→ Activity A
In the article on Janet Reichl's trash pickup, what made her begin picking up trash in earnest within the last decade?
→ Activity B
According to the article on Janet Reichl's trash pickup, what kinds of places does she clean through Durango Parks and Recreation? List them all.
→ Activity C
Please rewrite the paragraph beginning "Reichl generally focuses on north Durango" from the article on Janet Reichl's trash pickup as a short bulleted list that keeps its main facts.

### Extract provided ###

Longtime resident Janet Reichl is in the business of trash – or treasure, depending on how you look at it.
For close to 30 years, Reichl, 76, armed with a trash-grabber and a bag, has been venturing out on the town several days a week in an effort to chip away at the city’s garbage footprint.
Recently, a few little helpers have joined her trash-capades.
Reichl’s garbage collecting mentees include her elementary school neighbors, who have been using the garbage hunts as part of their homeschooling curriculum for the past year. Each child has their own trash grabber, and Reichl handles the trash bags.
“They love all the fun things that they can find, like balls and little toys, and I think that’s what’s really gotten them interested,” she said.
The children join Reichl as often as once a week ‒ and sometimes more sporadically, she said – but she’s out three to seven times a week, no matter what.
Reichl generally focuses on north Durango, but occasionally ventures to other zones. She frequents a half-mile stretch of East Animas Road (County Road 250) and a half-mile stretch of East 32nd Street, both of which she adopted through the county when she first moved to Durango back in the late 1990s.
She also cleans parking lots, the river trail, drainage areas, alleyways, parks and open spaces around town through Durango Parks and Recreation and about 5 miles of forest roads near Mancos as part of an adopt‑a‑road effort through the San Juan Mountains Association.
She and her special helpers focused on the Fort Lewis College area Thursday.
Though Reichl has been involved in trash cleanup efforts in Durango since the 1990s, she began picking up trash in earnest within the last decade, when a hip injury made it difficult for her to hike. It was a way to get exercise while doing something that felt important, she said.
“I couldn’t hike as much in the mountains, but I could do a walk,” she said. “And so I did walks, and I increased the amount when I was doing the trash pickup.”
Reichl’s hip later improved, but the trash collecting has stuck as she’s aged.
“I’m getting older. ... For medical reasons that have kept me from doing mountain hiking, I still do the trash pickup instead,” she said.

### Extracted data ###

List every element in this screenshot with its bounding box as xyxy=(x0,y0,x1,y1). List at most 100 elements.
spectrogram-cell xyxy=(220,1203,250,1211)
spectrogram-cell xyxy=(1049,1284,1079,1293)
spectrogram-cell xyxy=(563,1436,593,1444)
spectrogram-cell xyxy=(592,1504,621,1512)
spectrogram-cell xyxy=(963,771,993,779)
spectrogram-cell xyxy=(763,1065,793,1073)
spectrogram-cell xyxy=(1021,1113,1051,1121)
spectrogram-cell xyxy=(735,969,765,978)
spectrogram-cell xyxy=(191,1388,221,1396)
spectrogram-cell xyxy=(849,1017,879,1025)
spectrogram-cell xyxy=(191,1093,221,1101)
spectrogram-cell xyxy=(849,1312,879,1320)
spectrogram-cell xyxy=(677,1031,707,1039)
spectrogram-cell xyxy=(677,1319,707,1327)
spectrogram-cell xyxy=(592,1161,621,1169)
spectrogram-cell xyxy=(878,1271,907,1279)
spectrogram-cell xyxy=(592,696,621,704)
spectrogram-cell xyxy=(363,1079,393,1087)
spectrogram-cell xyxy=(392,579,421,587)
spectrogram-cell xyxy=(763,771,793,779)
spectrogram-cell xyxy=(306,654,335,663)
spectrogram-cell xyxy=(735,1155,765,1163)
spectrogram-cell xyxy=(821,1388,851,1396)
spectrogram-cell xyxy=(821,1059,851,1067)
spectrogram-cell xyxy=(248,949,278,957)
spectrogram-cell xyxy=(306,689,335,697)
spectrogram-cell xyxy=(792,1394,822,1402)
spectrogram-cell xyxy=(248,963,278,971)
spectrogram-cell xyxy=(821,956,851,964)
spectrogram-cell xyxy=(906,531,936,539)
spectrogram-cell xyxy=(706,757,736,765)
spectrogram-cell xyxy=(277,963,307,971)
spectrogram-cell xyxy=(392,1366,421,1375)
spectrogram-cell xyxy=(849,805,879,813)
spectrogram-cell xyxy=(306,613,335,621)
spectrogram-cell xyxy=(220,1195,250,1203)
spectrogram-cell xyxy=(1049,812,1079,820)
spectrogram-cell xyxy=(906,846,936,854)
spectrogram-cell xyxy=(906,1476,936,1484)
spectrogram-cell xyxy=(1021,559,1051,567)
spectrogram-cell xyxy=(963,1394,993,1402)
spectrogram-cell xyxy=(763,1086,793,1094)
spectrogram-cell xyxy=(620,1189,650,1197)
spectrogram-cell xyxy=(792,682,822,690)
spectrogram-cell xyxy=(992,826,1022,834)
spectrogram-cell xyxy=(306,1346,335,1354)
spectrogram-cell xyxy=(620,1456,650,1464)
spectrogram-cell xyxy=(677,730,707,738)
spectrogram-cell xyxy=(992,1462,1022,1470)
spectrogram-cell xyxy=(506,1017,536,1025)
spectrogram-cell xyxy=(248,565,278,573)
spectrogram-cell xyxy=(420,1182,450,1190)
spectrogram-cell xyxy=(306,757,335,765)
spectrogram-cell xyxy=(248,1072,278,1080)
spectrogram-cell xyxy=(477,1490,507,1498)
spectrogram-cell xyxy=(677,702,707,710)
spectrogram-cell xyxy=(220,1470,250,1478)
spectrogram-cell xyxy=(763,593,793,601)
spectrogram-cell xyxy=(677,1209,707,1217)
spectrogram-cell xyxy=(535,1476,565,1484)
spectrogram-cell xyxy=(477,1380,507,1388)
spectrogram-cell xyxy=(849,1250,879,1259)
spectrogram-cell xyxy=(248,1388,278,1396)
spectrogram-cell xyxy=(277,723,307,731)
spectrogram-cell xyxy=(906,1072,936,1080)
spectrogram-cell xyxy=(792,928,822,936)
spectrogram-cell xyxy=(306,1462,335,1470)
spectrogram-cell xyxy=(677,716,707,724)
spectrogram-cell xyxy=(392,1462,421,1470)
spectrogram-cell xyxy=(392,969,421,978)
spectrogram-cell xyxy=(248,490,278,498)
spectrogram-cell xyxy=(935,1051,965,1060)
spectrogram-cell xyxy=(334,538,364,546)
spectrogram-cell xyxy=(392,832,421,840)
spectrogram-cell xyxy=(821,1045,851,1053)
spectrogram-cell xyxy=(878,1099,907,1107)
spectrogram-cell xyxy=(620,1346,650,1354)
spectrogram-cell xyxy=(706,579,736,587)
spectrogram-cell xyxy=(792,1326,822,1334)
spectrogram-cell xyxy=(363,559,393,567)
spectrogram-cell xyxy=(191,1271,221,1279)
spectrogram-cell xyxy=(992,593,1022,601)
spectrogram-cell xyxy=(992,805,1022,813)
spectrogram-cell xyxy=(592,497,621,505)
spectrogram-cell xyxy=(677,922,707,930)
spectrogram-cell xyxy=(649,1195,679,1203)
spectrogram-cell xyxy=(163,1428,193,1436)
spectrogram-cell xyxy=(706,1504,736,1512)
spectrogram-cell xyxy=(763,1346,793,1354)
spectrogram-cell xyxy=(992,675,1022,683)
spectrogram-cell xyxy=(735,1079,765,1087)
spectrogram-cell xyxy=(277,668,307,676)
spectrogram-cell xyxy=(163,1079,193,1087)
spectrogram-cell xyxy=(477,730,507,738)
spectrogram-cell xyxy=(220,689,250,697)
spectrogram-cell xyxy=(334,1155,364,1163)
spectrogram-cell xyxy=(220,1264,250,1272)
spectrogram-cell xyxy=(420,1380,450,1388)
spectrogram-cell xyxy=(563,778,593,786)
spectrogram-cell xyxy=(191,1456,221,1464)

###

→ Response box A
A hip injury that made it difficult for her to hike.

→ Response box B
- Parking lots
- The river trail
- Drainage areas
- Alleyways
- Parks
- Open spaces

→ Response box C
- Reichl mainly works in north Durango but sometimes goes to other zones.
- She regularly cleans a half-mile stretch of East Animas Road (County Road 250).
- She also regularly cleans a half-mile stretch of East 32nd Street.
- She adopted both stretches through the county when she moved to Durango in the late 1990s.